INSTRUCTION: Convert the stretch of rows below, from the first line through the line containing "x-tick-label: May bbox=[95, 353, 106, 359]" (both included), into a JSON list of strings with one string per line and blank lines omitted.
-- Begin --
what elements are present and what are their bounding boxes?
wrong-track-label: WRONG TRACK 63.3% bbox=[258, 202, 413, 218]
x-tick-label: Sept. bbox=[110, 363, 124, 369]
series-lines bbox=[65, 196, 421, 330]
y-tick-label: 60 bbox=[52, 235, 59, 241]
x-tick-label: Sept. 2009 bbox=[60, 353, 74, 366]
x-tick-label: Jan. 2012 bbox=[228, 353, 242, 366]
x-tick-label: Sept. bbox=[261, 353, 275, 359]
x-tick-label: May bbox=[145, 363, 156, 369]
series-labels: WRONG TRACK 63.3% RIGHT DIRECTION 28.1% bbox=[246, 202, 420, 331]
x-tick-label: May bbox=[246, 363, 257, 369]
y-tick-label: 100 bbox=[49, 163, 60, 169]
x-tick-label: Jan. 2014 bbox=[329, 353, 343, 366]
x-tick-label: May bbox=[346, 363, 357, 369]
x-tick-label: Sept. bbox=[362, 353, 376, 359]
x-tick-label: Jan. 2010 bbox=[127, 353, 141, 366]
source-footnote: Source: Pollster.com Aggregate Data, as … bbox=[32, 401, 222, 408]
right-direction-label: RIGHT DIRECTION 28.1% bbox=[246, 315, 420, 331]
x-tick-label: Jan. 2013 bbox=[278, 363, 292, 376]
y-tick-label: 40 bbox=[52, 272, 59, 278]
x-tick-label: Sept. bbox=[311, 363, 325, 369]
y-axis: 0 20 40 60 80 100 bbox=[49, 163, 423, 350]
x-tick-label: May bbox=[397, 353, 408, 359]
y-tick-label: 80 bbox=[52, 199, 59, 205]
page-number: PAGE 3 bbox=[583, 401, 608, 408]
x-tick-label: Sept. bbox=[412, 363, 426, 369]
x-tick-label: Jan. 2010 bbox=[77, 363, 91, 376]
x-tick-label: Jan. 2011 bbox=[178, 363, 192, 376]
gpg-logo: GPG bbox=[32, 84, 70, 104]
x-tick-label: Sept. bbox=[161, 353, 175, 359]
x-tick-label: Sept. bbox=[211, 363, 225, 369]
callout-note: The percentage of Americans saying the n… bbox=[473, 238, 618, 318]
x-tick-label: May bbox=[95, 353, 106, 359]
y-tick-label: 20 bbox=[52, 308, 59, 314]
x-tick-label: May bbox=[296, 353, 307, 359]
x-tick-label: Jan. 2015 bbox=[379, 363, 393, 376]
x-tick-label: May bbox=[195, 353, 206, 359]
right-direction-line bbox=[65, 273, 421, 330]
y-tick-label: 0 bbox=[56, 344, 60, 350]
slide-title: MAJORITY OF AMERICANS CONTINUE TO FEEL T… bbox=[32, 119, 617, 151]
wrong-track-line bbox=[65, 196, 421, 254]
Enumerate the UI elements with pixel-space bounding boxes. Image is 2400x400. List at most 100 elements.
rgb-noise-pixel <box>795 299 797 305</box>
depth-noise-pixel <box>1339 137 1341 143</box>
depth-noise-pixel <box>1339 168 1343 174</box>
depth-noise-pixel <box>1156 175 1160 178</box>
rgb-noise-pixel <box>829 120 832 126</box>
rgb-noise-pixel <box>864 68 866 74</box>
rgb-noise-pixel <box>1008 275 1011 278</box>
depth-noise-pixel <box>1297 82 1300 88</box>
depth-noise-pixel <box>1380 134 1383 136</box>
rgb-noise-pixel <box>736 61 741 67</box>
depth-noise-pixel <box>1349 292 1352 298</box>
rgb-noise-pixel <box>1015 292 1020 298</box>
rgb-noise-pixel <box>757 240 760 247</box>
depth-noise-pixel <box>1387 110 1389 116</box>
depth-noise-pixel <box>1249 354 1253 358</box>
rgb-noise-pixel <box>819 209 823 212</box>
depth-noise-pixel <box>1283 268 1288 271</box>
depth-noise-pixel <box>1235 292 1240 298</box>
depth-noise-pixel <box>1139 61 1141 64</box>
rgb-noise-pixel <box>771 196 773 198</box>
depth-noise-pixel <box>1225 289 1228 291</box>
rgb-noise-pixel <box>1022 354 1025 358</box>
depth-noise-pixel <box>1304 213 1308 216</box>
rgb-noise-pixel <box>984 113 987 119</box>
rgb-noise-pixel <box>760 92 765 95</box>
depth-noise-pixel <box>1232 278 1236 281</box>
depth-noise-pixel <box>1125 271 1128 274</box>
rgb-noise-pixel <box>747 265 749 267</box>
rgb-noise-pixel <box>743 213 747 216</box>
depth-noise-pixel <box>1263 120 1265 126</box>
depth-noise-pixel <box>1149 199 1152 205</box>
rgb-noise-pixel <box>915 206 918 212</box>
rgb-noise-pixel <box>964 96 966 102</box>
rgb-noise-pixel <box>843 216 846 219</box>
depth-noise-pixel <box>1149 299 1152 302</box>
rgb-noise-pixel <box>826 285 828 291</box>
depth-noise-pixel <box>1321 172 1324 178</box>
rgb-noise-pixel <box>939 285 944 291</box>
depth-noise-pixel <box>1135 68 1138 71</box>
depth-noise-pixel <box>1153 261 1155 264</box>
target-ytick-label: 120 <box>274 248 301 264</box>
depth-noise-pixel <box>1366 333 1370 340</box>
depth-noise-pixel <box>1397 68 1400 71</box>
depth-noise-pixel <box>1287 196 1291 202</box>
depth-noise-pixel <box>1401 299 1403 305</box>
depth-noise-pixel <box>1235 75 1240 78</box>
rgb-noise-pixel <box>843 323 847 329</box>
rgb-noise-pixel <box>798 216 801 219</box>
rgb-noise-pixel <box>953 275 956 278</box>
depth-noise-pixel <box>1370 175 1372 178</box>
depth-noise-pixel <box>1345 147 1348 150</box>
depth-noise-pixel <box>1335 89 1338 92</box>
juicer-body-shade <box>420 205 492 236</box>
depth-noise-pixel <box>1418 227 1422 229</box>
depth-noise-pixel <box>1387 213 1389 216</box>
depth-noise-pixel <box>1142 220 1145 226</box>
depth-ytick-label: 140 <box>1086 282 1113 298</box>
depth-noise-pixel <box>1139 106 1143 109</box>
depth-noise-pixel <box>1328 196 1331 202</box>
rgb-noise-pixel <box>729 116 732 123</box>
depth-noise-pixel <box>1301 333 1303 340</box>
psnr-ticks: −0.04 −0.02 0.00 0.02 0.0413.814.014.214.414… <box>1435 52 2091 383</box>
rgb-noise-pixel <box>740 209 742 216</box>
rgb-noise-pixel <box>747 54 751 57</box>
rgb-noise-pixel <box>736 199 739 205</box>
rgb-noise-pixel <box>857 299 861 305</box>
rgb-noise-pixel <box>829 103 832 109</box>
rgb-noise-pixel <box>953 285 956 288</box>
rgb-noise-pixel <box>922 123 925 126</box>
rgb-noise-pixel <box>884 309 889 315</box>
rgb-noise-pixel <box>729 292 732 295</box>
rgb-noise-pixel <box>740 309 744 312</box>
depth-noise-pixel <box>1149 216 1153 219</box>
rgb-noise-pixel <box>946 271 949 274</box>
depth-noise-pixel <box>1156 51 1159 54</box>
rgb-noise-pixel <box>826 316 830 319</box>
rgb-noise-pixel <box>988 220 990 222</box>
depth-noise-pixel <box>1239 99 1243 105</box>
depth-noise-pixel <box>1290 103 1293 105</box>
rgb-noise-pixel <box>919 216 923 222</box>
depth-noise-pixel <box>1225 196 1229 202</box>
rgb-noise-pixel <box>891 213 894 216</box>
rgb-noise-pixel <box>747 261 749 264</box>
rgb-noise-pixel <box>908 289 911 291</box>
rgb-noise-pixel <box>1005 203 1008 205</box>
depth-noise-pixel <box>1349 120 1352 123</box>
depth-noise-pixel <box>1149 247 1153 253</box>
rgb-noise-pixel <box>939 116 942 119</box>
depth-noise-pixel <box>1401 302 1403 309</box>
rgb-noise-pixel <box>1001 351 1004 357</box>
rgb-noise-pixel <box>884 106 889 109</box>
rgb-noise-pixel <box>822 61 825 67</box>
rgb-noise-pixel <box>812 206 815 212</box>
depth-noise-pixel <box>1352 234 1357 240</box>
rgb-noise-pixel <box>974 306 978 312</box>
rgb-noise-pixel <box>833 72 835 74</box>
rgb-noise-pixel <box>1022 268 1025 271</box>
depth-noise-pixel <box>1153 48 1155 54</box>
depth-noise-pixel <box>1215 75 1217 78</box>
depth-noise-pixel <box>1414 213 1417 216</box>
-- End --
OUTPUT OF THE EXERCISE:
[
  "what elements are present and what are their bounding boxes?",
  "wrong-track-label: WRONG TRACK 63.3% bbox=[258, 202, 413, 218]",
  "x-tick-label: Sept. bbox=[110, 363, 124, 369]",
  "series-lines bbox=[65, 196, 421, 330]",
  "y-tick-label: 60 bbox=[52, 235, 59, 241]",
  "x-tick-label: Sept. 2009 bbox=[60, 353, 74, 366]",
  "x-tick-label: Jan. 2012 bbox=[228, 353, 242, 366]",
  "x-tick-label: Sept. bbox=[261, 353, 275, 359]",
  "x-tick-label: May bbox=[145, 363, 156, 369]",
  "series-labels: WRONG TRACK 63.3% RIGHT DIRECTION 28.1% bbox=[246, 202, 420, 331]",
  "x-tick-label: May bbox=[246, 363, 257, 369]",
  "y-tick-label: 100 bbox=[49, 163, 60, 169]",
  "x-tick-label: Jan. 2014 bbox=[329, 353, 343, 366]",
  "x-tick-label: May bbox=[346, 363, 357, 369]",
  "x-tick-label: Sept. bbox=[362, 353, 376, 359]",
  "x-tick-label: Jan. 2010 bbox=[127, 353, 141, 366]",
  "source-footnote: Source: Pollster.com Aggregate Data, as … bbox=[32, 401, 222, 408]",
  "right-direction-label: RIGHT DIRECTION 28.1% bbox=[246, 315, 420, 331]",
  "x-tick-label: Jan. 2013 bbox=[278, 363, 292, 376]",
  "y-tick-label: 40 bbox=[52, 272, 59, 278]",
  "x-tick-label: Sept. bbox=[311, 363, 325, 369]",
  "y-axis: 0 20 40 60 80 100 bbox=[49, 163, 423, 350]",
  "x-tick-label: May bbox=[397, 353, 408, 359]",
  "y-tick-label: 80 bbox=[52, 199, 59, 205]",
  "page-number: PAGE 3 bbox=[583, 401, 608, 408]",
  "x-tick-label: Sept. bbox=[412, 363, 426, 369]",
  "x-tick-label: Jan. 2010 bbox=[77, 363, 91, 376]",
  "x-tick-label: Jan. 2011 bbox=[178, 363, 192, 376]",
  "gpg-logo: GPG bbox=[32, 84, 70, 104]",
  "x-tick-label: Sept. bbox=[161, 353, 175, 359]",
  "x-tick-label: Sept. bbox=[211, 363, 225, 369]",
  "callout-note: The percentage of Americans saying the n… bbox=[473, 238, 618, 318]",
  "x-tick-label: May bbox=[95, 353, 106, 359]"
]